| WHAT IS ASKED |
Will you output the entries below exactly, skipping every image they contain?

| SUPPLIED MATERIAL |
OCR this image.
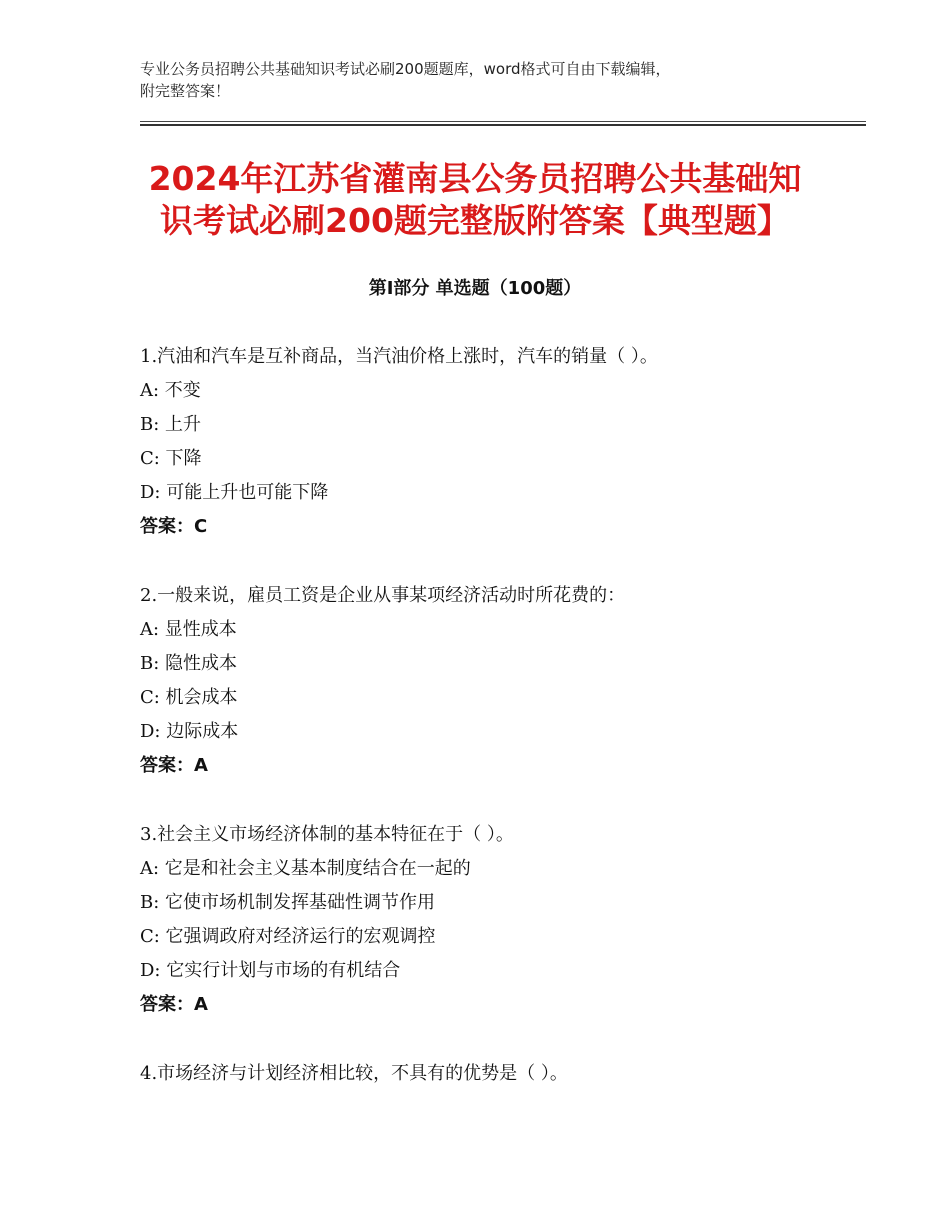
专业公务员招聘公共基础知识考试必刷200题题库，word格式可自由下载编辑，
附完整答案！
2024年江苏省灌南县公务员招聘公共基础知
识考试必刷200题完整版附答案【典型题】
第Ⅰ部分 单选题（100题）
1.汽油和汽车是互补商品，当汽油价格上涨时，汽车的销量（ ）。
A: 不变
B: 上升
C: 下降
D: 可能上升也可能下降
答案：C
2.一般来说，雇员工资是企业从事某项经济活动时所花费的：
A: 显性成本
B: 隐性成本
C: 机会成本
D: 边际成本
答案：A
3.社会主义市场经济体制的基本特征在于（ ）。
A: 它是和社会主义基本制度结合在一起的
B: 它使市场机制发挥基础性调节作用
C: 它强调政府对经济运行的宏观调控
D: 它实行计划与市场的有机结合
答案：A
4.市场经济与计划经济相比较，不具有的优势是（ ）。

| EXERCISE ANSWER |
OCR this image.
专业公务员招聘公共基础知识考试必刷200题题库，word格式可自由下载编辑，
附完整答案！
2024年江苏省灌南县公务员招聘公共基础知
识考试必刷200题完整版附答案【典型题】
第Ⅰ部分 单选题（100题）
1.汽油和汽车是互补商品，当汽油价格上涨时，汽车的销量（ ）。
A: 不变
B: 上升
C: 下降
D: 可能上升也可能下降
答案：C
2.一般来说，雇员工资是企业从事某项经济活动时所花费的：
A: 显性成本
B: 隐性成本
C: 机会成本
D: 边际成本
答案：A
3.社会主义市场经济体制的基本特征在于（ ）。
A: 它是和社会主义基本制度结合在一起的
B: 它使市场机制发挥基础性调节作用
C: 它强调政府对经济运行的宏观调控
D: 它实行计划与市场的有机结合
答案：A
4.市场经济与计划经济相比较，不具有的优势是（ ）。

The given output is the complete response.